>> START
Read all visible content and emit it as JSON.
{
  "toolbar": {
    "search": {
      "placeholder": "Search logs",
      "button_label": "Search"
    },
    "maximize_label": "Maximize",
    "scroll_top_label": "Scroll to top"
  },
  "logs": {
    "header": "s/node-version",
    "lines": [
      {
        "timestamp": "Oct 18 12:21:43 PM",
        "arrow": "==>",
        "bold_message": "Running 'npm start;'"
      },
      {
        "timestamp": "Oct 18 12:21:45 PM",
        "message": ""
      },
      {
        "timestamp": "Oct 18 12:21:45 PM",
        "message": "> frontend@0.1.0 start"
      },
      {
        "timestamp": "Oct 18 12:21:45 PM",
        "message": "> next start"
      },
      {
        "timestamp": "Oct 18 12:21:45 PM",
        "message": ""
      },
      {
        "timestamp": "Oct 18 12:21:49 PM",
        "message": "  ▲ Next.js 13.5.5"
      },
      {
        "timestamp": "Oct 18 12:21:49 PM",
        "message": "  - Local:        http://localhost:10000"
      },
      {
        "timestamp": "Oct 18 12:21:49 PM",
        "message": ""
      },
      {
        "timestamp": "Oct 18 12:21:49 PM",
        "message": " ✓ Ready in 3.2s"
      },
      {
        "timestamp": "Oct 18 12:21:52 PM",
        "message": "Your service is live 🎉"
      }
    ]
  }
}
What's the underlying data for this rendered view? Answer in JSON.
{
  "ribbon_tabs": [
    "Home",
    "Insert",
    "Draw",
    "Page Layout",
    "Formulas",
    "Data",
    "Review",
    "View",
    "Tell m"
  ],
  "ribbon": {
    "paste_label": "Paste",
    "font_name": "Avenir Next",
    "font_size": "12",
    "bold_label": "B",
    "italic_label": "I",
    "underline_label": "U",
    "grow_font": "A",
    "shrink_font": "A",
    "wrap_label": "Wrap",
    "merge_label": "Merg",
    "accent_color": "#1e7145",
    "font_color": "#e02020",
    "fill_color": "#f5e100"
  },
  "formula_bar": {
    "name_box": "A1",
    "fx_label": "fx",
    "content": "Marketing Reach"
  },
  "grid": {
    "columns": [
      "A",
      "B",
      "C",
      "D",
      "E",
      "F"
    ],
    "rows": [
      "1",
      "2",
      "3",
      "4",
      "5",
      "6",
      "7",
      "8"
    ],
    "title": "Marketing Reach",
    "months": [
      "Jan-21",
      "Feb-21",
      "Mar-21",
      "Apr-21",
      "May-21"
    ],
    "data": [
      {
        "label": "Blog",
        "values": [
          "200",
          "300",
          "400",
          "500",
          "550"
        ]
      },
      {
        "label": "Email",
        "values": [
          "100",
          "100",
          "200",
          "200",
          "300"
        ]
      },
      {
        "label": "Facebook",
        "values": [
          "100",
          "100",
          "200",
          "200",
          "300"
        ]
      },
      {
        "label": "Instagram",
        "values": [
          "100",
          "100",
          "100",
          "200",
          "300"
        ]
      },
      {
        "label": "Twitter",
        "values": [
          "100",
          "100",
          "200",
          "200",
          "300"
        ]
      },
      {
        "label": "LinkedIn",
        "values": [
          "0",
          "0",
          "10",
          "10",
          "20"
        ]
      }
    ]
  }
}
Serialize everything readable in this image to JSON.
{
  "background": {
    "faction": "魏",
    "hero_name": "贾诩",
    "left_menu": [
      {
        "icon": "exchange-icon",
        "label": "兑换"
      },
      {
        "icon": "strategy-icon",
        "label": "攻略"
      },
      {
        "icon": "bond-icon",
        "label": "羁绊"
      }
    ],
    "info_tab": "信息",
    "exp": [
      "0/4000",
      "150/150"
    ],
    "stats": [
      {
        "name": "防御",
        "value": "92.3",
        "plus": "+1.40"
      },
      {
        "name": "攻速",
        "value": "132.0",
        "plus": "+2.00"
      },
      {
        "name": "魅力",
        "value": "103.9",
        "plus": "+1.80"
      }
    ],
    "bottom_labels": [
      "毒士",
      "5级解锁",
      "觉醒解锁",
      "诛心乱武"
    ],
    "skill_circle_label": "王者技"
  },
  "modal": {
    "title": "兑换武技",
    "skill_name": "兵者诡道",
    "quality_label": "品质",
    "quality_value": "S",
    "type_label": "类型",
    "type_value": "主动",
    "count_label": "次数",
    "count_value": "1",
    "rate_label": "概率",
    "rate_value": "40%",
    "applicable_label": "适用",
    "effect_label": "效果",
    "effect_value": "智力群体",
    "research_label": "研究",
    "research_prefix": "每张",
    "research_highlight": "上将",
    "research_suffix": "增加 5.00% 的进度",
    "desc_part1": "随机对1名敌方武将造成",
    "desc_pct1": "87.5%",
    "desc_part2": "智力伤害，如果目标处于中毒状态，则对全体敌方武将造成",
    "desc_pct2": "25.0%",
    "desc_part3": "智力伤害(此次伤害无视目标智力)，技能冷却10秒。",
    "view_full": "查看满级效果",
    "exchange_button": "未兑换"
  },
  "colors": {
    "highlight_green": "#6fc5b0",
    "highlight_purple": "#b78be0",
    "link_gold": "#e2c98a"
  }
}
>> END
### Problem description
Please reproduce every line of the material word for word.

### Response to this task
Read all visible content and emit it as JSON.
{
  "toolbar": {
    "search": {
      "placeholder": "Search logs",
      "button_label": "Search"
    },
    "maximize_label": "Maximize",
    "scroll_top_label": "Scroll to top"
  },
  "logs": {
    "header": "s/node-version",
    "lines": [
      {
        "timestamp": "Oct 18 12:21:43 PM",
        "arrow": "==>",
        "bold_message": "Running 'npm start;'"
      },
      {
        "timestamp": "Oct 18 12:21:45 PM",
        "message": ""
      },
      {
        "timestamp": "Oct 18 12:21:45 PM",
        "message": "> frontend@0.1.0 start"
      },
      {
        "timestamp": "Oct 18 12:21:45 PM",
        "message": "> next start"
      },
      {
        "timestamp": "Oct 18 12:21:45 PM",
        "message": ""
      },
      {
        "timestamp": "Oct 18 12:21:49 PM",
        "message": "  ▲ Next.js 13.5.5"
      },
      {
        "timestamp": "Oct 18 12:21:49 PM",
        "message": "  - Local:        http://localhost:10000"
      },
      {
        "timestamp": "Oct 18 12:21:49 PM",
        "message": ""
      },
      {
        "timestamp": "Oct 18 12:21:49 PM",
        "message": " ✓ Ready in 3.2s"
      },
      {
        "timestamp": "Oct 18 12:21:52 PM",
        "message": "Your service is live 🎉"
      }
    ]
  }
}
What's the underlying data for this rendered view? Answer in JSON.
{
  "ribbon_tabs": [
    "Home",
    "Insert",
    "Draw",
    "Page Layout",
    "Formulas",
    "Data",
    "Review",
    "View",
    "Tell m"
  ],
  "ribbon": {
    "paste_label": "Paste",
    "font_name": "Avenir Next",
    "font_size": "12",
    "bold_label": "B",
    "italic_label": "I",
    "underline_label": "U",
    "grow_font": "A",
    "shrink_font": "A",
    "wrap_label": "Wrap",
    "merge_label": "Merg",
    "accent_color": "#1e7145",
    "font_color": "#e02020",
    "fill_color": "#f5e100"
  },
  "formula_bar": {
    "name_box": "A1",
    "fx_label": "fx",
    "content": "Marketing Reach"
  },
  "grid": {
    "columns": [
      "A",
      "B",
      "C",
      "D",
      "E",
      "F"
    ],
    "rows": [
      "1",
      "2",
      "3",
      "4",
      "5",
      "6",
      "7",
      "8"
    ],
    "title": "Marketing Reach",
    "months": [
      "Jan-21",
      "Feb-21",
      "Mar-21",
      "Apr-21",
      "May-21"
    ],
    "data": [
      {
        "label": "Blog",
        "values": [
          "200",
          "300",
          "400",
          "500",
          "550"
        ]
      },
      {
        "label": "Email",
        "values": [
          "100",
          "100",
          "200",
          "200",
          "300"
        ]
      },
      {
        "label": "Facebook",
        "values": [
          "100",
          "100",
          "200",
          "200",
          "300"
        ]
      },
      {
        "label": "Instagram",
        "values": [
          "100",
          "100",
          "100",
          "200",
          "300"
        ]
      },
      {
        "label": "Twitter",
        "values": [
          "100",
          "100",
          "200",
          "200",
          "300"
        ]
      },
      {
        "label": "LinkedIn",
        "values": [
          "0",
          "0",
          "10",
          "10",
          "20"
        ]
      }
    ]
  }
}
Serialize everything readable in this image to JSON.
{
  "background": {
    "faction": "魏",
    "hero_name": "贾诩",
    "left_menu": [
      {
        "icon": "exchange-icon",
        "label": "兑换"
      },
      {
        "icon": "strategy-icon",
        "label": "攻略"
      },
      {
        "icon": "bond-icon",
        "label": "羁绊"
      }
    ],
    "info_tab": "信息",
    "exp": [
      "0/4000",
      "150/150"
    ],
    "stats": [
      {
        "name": "防御",
        "value": "92.3",
        "plus": "+1.40"
      },
      {
        "name": "攻速",
        "value": "132.0",
        "plus": "+2.00"
      },
      {
        "name": "魅力",
        "value": "103.9",
        "plus": "+1.80"
      }
    ],
    "bottom_labels": [
      "毒士",
      "5级解锁",
      "觉醒解锁",
      "诛心乱武"
    ],
    "skill_circle_label": "王者技"
  },
  "modal": {
    "title": "兑换武技",
    "skill_name": "兵者诡道",
    "quality_label": "品质",
    "quality_value": "S",
    "type_label": "类型",
    "type_value": "主动",
    "count_label": "次数",
    "count_value": "1",
    "rate_label": "概率",
    "rate_value": "40%",
    "applicable_label": "适用",
    "effect_label": "效果",
    "effect_value": "智力群体",
    "research_label": "研究",
    "research_prefix": "每张",
    "research_highlight": "上将",
    "research_suffix": "增加 5.00% 的进度",
    "desc_part1": "随机对1名敌方武将造成",
    "desc_pct1": "87.5%",
    "desc_part2": "智力伤害，如果目标处于中毒状态，则对全体敌方武将造成",
    "desc_pct2": "25.0%",
    "desc_part3": "智力伤害(此次伤害无视目标智力)，技能冷却10秒。",
    "view_full": "查看满级效果",
    "exchange_button": "未兑换"
  },
  "colors": {
    "highlight_green": "#6fc5b0",
    "highlight_purple": "#b78be0",
    "link_gold": "#e2c98a"
  }
}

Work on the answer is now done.